● **SOURCE**

--- begin ---

This Bessent clip offers a good insight into what’s really going on with the Trumpian economic agenda. Also supports why I think all “the dollar is trash” commentary misses the point.
The argument squares with the work I did about three years ago highlighting that by becoming overly politicized through sanctions and FATF, the dollar had stopped being neutral. This was impairing its capacity to offer true price discovery in a floated regime world. Neutral money is a key characteristic of a trading currency and a reserve asset. Holders want to hold the most neutral option that won’t be confiscated on a whim.
As I argued in 2022, one of the main forces that brought down the USSR was the tacit tolerance by the US of the dollar funding Soviet parallel grey and black markets. So even while officially the U.S. engaged in tariffs and sanctions on trade in certain goods, it almost never prevented dollar access and happily turned a blind eye to corporate countertrade and smuggling of superior western goods into the Soviet bloc.
Unofficially/practically there were always plenty of financial interaction, especially via Eurodollar markets or trade-related channels, which was happily tolerated.
And this was because “free” black market trade helped to show up price and capital inefficiencies within the Soviet systems, in a way that put pressure on centrally planned sectors, eventually bankrupting the whole thing.
I think something similar is happening now. Trumpian policies seem designed to liberate the dollar so that it can serve that neutralising price discovery role in international markets again. Most likely via stablecoins. This may lead to bifurcation of the exchange rate system depending on whether you are in the western free trade club or not.
And herein also lies the under appreciated downside with being the reserve currency. Being the reserve currency in a system where your major trade counterparts allow your reserve currency to trade freely within their own markets is a true privilege. But being a reserve currency where domestic trade of your currency is repressed to stifle price signals that might highlight capital misallocation is the exact opposite, a true burden.
It is this sort of situation that the IMF and World Bank should never have tolerated. And by jumping on the ESG wagon they simply undermined those neutralizing qualities of the dollar.
Christine says the euro’s moment has now arrived, but unless China signals a free domestic exchange rate with the euro and open financial/capital account I think the US is more than happy for Europe to take on that burden. The US sees itself as better off championing actual free trade* and forcing China to liberalise. This is what Bessent means about China having to change and America being happy to help it change.

--- end ---

● **TASK STATEMENT**
Restate the commentary on the dollar from "The argument squares" to "confiscated on a whim.", replacing "price discovery" with "price formation".

● **PROVIDED MATERIAL**
--- begin ---

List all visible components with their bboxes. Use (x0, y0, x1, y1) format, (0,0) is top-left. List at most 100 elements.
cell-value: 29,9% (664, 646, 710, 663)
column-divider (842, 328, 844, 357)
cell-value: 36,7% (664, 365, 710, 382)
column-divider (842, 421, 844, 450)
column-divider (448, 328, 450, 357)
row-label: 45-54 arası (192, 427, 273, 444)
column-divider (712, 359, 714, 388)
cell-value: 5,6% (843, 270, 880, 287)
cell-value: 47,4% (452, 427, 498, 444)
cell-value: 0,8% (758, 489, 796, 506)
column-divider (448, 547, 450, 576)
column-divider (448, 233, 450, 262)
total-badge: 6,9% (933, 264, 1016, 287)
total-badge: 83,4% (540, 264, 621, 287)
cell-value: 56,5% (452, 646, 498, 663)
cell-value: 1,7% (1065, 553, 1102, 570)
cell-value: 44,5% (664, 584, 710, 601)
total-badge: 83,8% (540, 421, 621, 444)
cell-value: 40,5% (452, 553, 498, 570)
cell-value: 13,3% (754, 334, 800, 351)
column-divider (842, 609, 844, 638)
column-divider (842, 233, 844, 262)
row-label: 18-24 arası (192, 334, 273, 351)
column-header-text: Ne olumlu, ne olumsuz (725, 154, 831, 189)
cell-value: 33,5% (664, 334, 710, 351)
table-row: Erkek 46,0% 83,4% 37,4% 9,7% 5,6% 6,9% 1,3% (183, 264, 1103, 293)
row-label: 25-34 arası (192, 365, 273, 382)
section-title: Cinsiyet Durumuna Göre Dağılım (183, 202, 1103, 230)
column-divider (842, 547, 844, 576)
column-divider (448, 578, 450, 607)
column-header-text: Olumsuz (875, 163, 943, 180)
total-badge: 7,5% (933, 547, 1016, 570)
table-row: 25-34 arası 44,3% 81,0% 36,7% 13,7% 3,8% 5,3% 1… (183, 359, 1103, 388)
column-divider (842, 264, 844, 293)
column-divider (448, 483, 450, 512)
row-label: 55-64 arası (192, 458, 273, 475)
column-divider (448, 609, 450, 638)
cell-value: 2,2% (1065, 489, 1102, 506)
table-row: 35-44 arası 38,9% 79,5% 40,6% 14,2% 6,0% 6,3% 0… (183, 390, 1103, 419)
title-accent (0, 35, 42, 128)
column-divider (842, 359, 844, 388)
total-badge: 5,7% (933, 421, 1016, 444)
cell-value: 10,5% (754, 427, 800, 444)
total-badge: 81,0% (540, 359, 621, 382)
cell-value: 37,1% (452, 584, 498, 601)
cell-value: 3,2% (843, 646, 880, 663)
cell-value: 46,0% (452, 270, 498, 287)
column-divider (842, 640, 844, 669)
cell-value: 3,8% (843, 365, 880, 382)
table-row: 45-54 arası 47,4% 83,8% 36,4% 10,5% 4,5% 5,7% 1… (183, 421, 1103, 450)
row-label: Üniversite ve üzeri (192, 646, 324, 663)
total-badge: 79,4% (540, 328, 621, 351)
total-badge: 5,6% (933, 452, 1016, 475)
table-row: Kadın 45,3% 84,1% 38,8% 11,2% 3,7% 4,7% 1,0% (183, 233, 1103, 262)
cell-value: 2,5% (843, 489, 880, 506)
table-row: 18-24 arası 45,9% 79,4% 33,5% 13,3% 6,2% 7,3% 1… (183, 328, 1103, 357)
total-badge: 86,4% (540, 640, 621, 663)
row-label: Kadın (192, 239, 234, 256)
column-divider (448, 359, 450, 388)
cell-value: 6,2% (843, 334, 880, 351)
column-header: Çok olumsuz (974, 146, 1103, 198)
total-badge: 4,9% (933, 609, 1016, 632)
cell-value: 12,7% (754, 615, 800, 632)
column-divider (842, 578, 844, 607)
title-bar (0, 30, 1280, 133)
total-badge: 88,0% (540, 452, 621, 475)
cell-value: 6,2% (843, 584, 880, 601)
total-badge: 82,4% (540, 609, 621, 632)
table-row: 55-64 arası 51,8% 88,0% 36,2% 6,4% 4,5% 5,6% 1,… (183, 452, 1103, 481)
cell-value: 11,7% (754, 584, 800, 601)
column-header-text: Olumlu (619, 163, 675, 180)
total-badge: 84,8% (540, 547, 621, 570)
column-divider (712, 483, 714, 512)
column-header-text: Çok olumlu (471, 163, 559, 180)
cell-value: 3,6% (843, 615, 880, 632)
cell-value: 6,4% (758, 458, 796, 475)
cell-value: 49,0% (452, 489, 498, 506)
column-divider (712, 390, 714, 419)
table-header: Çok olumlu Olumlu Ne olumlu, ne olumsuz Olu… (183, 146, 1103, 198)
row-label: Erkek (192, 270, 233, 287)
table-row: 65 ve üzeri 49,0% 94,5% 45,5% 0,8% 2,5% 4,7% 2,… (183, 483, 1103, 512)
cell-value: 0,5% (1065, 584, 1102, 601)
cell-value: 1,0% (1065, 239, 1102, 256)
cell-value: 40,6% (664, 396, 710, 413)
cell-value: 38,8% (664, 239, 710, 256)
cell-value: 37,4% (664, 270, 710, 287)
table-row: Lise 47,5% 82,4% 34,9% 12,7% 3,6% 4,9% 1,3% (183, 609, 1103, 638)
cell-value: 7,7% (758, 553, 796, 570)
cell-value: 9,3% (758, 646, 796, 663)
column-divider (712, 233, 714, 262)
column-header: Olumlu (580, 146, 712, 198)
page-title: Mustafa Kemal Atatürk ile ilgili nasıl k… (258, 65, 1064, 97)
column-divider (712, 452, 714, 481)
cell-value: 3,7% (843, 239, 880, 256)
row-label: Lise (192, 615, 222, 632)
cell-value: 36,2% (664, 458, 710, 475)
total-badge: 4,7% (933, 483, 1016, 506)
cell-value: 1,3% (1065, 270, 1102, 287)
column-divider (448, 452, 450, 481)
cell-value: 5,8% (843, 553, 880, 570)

--- end ---

● **EXPECTED OUTPUT**
The argument squares with the work I did about three years ago highlighting that by becoming overly politicized through sanctions and FATF, the dollar had stopped being neutral. This was impairing its capacity to offer true price formation in a floated regime world. Neutral money is a key characteristic of a trading currency and a reserve asset. Holders want to hold the most neutral option that won’t be confiscated on a whim.